EXERCISE TASK:
Assemble all lines in which the string "Administratorzy" appears.
-*-*-
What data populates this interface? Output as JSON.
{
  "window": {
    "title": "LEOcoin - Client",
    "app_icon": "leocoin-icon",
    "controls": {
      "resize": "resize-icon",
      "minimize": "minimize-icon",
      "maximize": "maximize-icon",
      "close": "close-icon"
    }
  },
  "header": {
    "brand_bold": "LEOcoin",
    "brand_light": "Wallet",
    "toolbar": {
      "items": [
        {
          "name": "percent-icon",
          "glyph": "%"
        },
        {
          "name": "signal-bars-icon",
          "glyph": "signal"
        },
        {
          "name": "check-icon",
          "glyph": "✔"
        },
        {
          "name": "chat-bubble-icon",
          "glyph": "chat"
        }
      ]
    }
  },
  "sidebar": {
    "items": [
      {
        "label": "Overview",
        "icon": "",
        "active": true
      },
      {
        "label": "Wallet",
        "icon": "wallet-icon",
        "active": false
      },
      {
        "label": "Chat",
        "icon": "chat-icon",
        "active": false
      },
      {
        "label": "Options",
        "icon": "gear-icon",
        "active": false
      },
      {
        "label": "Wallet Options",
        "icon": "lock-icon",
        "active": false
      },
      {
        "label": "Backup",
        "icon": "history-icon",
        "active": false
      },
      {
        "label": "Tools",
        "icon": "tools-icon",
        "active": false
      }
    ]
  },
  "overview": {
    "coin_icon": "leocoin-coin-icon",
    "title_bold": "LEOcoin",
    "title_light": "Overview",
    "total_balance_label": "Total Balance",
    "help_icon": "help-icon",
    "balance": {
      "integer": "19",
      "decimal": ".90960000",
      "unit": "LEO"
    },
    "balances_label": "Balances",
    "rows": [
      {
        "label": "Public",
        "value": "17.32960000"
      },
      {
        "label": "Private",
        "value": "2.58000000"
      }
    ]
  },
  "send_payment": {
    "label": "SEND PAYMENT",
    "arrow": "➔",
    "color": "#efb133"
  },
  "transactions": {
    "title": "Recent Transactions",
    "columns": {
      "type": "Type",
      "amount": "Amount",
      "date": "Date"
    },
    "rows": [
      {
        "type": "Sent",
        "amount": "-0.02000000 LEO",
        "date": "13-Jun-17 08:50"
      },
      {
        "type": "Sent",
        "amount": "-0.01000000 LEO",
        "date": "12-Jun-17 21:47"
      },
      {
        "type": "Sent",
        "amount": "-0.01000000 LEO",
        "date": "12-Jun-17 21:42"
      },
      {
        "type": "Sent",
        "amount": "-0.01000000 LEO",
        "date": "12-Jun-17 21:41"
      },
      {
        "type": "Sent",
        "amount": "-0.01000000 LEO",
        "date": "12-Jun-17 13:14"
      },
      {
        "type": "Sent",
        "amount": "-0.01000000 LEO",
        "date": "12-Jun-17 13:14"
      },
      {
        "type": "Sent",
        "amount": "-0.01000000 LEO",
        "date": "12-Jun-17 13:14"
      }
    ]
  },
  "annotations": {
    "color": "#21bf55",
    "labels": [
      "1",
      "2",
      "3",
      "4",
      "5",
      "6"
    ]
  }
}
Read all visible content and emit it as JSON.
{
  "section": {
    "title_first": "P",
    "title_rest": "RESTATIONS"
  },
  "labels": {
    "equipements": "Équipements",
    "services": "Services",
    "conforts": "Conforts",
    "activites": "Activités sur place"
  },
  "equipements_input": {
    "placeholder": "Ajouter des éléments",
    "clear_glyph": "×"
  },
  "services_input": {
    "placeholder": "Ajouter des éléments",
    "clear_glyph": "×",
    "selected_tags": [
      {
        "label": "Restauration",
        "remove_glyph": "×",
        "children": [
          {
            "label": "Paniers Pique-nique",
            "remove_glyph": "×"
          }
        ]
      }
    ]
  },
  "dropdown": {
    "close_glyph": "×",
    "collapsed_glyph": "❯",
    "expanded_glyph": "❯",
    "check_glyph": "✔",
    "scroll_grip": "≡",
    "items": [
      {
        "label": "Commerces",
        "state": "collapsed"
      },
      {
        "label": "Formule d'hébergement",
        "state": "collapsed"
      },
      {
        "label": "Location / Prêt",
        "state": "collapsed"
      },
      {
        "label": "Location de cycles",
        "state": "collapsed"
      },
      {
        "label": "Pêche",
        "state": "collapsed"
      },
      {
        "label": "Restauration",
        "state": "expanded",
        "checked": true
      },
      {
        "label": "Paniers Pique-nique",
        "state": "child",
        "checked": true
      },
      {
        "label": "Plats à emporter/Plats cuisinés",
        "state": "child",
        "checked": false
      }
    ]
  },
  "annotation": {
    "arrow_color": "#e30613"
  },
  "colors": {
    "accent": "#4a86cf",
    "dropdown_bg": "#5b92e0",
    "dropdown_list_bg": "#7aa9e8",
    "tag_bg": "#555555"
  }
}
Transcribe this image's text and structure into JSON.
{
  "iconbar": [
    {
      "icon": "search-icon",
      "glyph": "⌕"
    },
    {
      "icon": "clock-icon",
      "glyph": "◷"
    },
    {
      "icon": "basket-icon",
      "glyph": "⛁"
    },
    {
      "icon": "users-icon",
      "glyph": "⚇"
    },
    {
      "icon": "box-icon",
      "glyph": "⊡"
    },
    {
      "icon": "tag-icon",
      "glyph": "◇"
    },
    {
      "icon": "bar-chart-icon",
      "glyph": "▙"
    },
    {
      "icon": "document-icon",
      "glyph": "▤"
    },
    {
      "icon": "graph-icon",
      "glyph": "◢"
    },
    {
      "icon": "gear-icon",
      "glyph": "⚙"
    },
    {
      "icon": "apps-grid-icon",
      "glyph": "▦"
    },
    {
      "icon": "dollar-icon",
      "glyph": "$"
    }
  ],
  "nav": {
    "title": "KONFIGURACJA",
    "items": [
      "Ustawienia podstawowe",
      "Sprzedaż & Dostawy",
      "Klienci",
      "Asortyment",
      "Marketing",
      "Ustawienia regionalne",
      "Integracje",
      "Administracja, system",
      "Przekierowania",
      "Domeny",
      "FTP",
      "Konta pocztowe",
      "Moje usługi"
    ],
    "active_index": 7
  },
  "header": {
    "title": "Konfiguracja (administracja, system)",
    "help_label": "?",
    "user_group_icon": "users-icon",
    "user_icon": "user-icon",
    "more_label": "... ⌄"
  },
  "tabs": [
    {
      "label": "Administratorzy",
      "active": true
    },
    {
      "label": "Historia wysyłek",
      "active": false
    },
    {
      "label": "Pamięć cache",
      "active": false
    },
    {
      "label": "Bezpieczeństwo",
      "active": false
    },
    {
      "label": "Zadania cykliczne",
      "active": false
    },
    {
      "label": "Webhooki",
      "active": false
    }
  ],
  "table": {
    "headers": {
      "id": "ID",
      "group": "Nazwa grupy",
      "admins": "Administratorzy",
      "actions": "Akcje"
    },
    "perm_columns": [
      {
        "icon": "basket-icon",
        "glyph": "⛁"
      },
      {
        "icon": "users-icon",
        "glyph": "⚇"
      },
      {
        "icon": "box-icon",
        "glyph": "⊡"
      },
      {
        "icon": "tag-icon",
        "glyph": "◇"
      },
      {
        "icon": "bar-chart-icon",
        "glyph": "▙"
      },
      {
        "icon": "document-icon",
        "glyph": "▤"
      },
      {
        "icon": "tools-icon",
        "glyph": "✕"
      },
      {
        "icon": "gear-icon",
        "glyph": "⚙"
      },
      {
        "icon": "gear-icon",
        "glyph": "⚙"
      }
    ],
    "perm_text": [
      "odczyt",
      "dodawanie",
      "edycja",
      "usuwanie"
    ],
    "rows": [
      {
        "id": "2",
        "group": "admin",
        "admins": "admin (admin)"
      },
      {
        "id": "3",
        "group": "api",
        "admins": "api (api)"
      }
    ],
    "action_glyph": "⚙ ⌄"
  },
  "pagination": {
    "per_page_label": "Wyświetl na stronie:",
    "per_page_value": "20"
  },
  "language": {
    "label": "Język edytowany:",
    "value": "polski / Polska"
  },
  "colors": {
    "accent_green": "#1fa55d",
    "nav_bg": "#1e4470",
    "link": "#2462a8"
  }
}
-*-*-
FINISHED TASK:
      "label": "Administratorzy",
      "admins": "Administratorzy",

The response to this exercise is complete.